begin INFORMATION SUPPLIED

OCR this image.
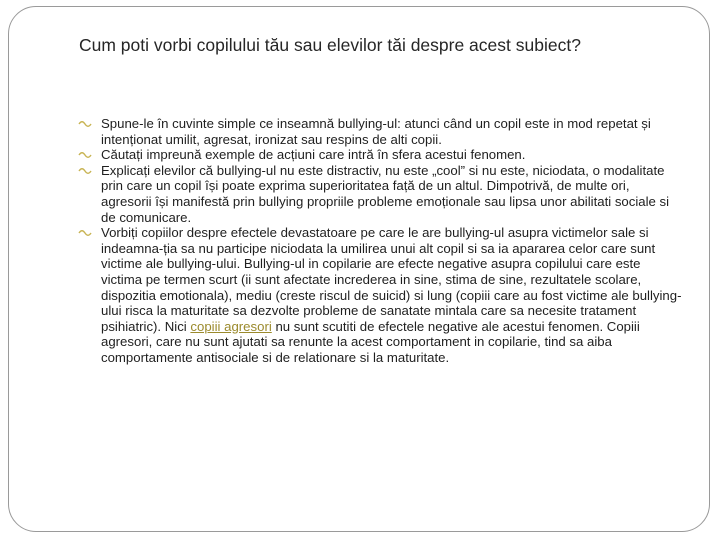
Cum poti vorbi copilului tău sau elevilor tăi despre acest subiect?
Spune-le în cuvinte simple ce inseamnă bullying-ul: atunci când un copil este in mod repetat și intenționat umilit, agresat, ironizat sau respins de alti copii.
Căutați impreună exemple de acțiuni care intră în sfera acestui fenomen.
Explicați elevilor că bullying-ul nu este distractiv, nu este „cool” si nu este, niciodata, o modalitate prin care un copil își poate exprima superioritatea față de un altul. Dimpotrivă, de multe ori, agresorii își manifestă prin bullying propriile probleme emoționale sau lipsa unor abilitati sociale si de comunicare.
Vorbiți copiilor despre efectele devastatoare pe care le are bullying-ul asupra victimelor sale si indeamna-ția sa nu participe niciodata la umilirea unui alt copil si sa ia apararea celor care sunt victime ale bullying-ului. Bullying-ul in copilarie are efecte negative asupra copilului care este victima pe termen scurt (ii sunt afectate increderea in sine, stima de sine, rezultatele scolare, dispozitia emotionala), mediu (creste riscul de suicid) si lung (copiii care au fost victime ale bullying-ului risca la maturitate sa dezvolte probleme de sanatate mintala care sa necesite tratament psihiatric). Nici copiii agresori nu sunt scutiti de efectele negative ale acestui fenomen. Copiii agresori, care nu sunt ajutati sa renunte la acest comportament in copilarie, tind sa aiba comportamente antisociale si de relationare si la maturitate.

end INFORMATION SUPPLIED

* WHAT THIS TASK INVOLVES
How many of the lines in the listing above hold the word "este"? Report only that figure.

* COMPLETE OUTPUT
3